= What you will do =
Copy each line of the listing below exactly.

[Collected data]

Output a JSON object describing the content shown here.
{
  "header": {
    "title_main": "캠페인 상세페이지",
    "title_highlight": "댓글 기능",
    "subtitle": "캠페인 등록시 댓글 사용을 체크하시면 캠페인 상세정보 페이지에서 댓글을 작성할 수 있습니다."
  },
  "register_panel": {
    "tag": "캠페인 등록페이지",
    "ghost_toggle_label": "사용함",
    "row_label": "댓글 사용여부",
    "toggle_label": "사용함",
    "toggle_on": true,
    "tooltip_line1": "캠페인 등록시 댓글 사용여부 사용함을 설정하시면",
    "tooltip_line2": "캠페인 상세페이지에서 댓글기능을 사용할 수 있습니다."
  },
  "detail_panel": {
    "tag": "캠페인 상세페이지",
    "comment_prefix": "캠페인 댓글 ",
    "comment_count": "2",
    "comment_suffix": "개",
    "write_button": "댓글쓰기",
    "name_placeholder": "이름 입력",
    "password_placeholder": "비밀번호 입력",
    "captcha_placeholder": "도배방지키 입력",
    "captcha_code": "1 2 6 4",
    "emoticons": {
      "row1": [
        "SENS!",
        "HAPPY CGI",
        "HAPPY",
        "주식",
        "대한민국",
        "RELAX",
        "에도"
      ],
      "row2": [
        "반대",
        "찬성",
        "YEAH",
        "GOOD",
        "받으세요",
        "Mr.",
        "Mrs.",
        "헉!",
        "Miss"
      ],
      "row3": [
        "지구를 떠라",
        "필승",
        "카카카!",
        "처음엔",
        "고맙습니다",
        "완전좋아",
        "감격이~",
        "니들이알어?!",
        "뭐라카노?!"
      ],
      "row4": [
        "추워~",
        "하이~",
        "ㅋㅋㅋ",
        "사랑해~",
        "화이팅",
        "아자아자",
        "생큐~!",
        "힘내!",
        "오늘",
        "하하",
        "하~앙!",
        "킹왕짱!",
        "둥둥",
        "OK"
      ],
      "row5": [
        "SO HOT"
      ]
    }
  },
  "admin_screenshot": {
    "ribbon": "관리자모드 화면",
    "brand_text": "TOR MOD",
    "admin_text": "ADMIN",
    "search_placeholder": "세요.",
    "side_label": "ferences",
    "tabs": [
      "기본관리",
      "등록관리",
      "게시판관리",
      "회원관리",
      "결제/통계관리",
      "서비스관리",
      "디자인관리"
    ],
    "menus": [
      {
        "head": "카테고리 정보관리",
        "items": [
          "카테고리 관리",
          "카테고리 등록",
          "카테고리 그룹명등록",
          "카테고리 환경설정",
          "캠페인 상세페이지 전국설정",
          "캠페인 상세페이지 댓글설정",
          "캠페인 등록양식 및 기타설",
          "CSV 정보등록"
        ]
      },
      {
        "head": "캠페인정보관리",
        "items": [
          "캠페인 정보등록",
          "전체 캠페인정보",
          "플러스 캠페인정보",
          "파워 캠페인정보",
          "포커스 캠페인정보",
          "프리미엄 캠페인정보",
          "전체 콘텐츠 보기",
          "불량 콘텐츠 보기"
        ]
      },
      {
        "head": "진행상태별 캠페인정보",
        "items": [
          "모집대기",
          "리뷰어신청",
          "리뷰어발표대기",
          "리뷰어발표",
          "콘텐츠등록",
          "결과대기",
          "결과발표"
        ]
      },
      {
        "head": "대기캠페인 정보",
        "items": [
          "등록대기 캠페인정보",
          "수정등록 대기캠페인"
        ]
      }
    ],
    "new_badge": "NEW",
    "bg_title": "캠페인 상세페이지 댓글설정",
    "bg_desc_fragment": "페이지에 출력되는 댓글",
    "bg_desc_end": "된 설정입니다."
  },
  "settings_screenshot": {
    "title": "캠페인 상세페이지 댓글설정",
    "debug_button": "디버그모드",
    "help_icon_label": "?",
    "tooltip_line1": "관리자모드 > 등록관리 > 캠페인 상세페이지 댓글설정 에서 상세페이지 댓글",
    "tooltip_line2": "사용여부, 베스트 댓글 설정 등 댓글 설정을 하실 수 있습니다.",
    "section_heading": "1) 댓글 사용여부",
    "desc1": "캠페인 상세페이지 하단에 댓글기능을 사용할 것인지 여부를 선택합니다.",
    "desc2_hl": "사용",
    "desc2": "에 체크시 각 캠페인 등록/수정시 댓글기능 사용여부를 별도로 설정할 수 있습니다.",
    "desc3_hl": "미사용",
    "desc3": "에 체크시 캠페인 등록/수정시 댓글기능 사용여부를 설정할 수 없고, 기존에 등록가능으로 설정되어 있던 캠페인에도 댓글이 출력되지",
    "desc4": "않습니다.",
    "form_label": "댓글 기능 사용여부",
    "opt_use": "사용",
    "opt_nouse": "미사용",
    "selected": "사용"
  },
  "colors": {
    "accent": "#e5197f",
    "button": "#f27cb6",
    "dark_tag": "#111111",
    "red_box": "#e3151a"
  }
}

= Full answer =
Output a JSON object describing the content shown here.
{
  "header": {
    "title_main": "캠페인 상세페이지",
    "title_highlight": "댓글 기능",
    "subtitle": "캠페인 등록시 댓글 사용을 체크하시면 캠페인 상세정보 페이지에서 댓글을 작성할 수 있습니다."
  },
  "register_panel": {
    "tag": "캠페인 등록페이지",
    "ghost_toggle_label": "사용함",
    "row_label": "댓글 사용여부",
    "toggle_label": "사용함",
    "toggle_on": true,
    "tooltip_line1": "캠페인 등록시 댓글 사용여부 사용함을 설정하시면",
    "tooltip_line2": "캠페인 상세페이지에서 댓글기능을 사용할 수 있습니다."
  },
  "detail_panel": {
    "tag": "캠페인 상세페이지",
    "comment_prefix": "캠페인 댓글 ",
    "comment_count": "2",
    "comment_suffix": "개",
    "write_button": "댓글쓰기",
    "name_placeholder": "이름 입력",
    "password_placeholder": "비밀번호 입력",
    "captcha_placeholder": "도배방지키 입력",
    "captcha_code": "1 2 6 4",
    "emoticons": {
      "row1": [
        "SENS!",
        "HAPPY CGI",
        "HAPPY",
        "주식",
        "대한민국",
        "RELAX",
        "에도"
      ],
      "row2": [
        "반대",
        "찬성",
        "YEAH",
        "GOOD",
        "받으세요",
        "Mr.",
        "Mrs.",
        "헉!",
        "Miss"
      ],
      "row3": [
        "지구를 떠라",
        "필승",
        "카카카!",
        "처음엔",
        "고맙습니다",
        "완전좋아",
        "감격이~",
        "니들이알어?!",
        "뭐라카노?!"
      ],
      "row4": [
        "추워~",
        "하이~",
        "ㅋㅋㅋ",
        "사랑해~",
        "화이팅",
        "아자아자",
        "생큐~!",
        "힘내!",
        "오늘",
        "하하",
        "하~앙!",
        "킹왕짱!",
        "둥둥",
        "OK"
      ],
      "row5": [
        "SO HOT"
      ]
    }
  },
  "admin_screenshot": {
    "ribbon": "관리자모드 화면",
    "brand_text": "TOR MOD",
    "admin_text": "ADMIN",
    "search_placeholder": "세요.",
    "side_label": "ferences",
    "tabs": [
      "기본관리",
      "등록관리",
      "게시판관리",
      "회원관리",
      "결제/통계관리",
      "서비스관리",
      "디자인관리"
    ],
    "menus": [
      {
        "head": "카테고리 정보관리",
        "items": [
          "카테고리 관리",
          "카테고리 등록",
          "카테고리 그룹명등록",
          "카테고리 환경설정",
          "캠페인 상세페이지 전국설정",
          "캠페인 상세페이지 댓글설정",
          "캠페인 등록양식 및 기타설",
          "CSV 정보등록"
        ]
      },
      {
        "head": "캠페인정보관리",
        "items": [
          "캠페인 정보등록",
          "전체 캠페인정보",
          "플러스 캠페인정보",
          "파워 캠페인정보",
          "포커스 캠페인정보",
          "프리미엄 캠페인정보",
          "전체 콘텐츠 보기",
          "불량 콘텐츠 보기"
        ]
      },
      {
        "head": "진행상태별 캠페인정보",
        "items": [
          "모집대기",
          "리뷰어신청",
          "리뷰어발표대기",
          "리뷰어발표",
          "콘텐츠등록",
          "결과대기",
          "결과발표"
        ]
      },
      {
        "head": "대기캠페인 정보",
        "items": [
          "등록대기 캠페인정보",
          "수정등록 대기캠페인"
        ]
      }
    ],
    "new_badge": "NEW",
    "bg_title": "캠페인 상세페이지 댓글설정",
    "bg_desc_fragment": "페이지에 출력되는 댓글",
    "bg_desc_end": "된 설정입니다."
  },
  "settings_screenshot": {
    "title": "캠페인 상세페이지 댓글설정",
    "debug_button": "디버그모드",
    "help_icon_label": "?",
    "tooltip_line1": "관리자모드 > 등록관리 > 캠페인 상세페이지 댓글설정 에서 상세페이지 댓글",
    "tooltip_line2": "사용여부, 베스트 댓글 설정 등 댓글 설정을 하실 수 있습니다.",
    "section_heading": "1) 댓글 사용여부",
    "desc1": "캠페인 상세페이지 하단에 댓글기능을 사용할 것인지 여부를 선택합니다.",
    "desc2_hl": "사용",
    "desc2": "에 체크시 각 캠페인 등록/수정시 댓글기능 사용여부를 별도로 설정할 수 있습니다.",
    "desc3_hl": "미사용",
    "desc3": "에 체크시 캠페인 등록/수정시 댓글기능 사용여부를 설정할 수 없고, 기존에 등록가능으로 설정되어 있던 캠페인에도 댓글이 출력되지",
    "desc4": "않습니다.",
    "form_label": "댓글 기능 사용여부",
    "opt_use": "사용",
    "opt_nouse": "미사용",
    "selected": "사용"
  },
  "colors": {
    "accent": "#e5197f",
    "button": "#f27cb6",
    "dark_tag": "#111111",
    "red_box": "#e3151a"
  }
}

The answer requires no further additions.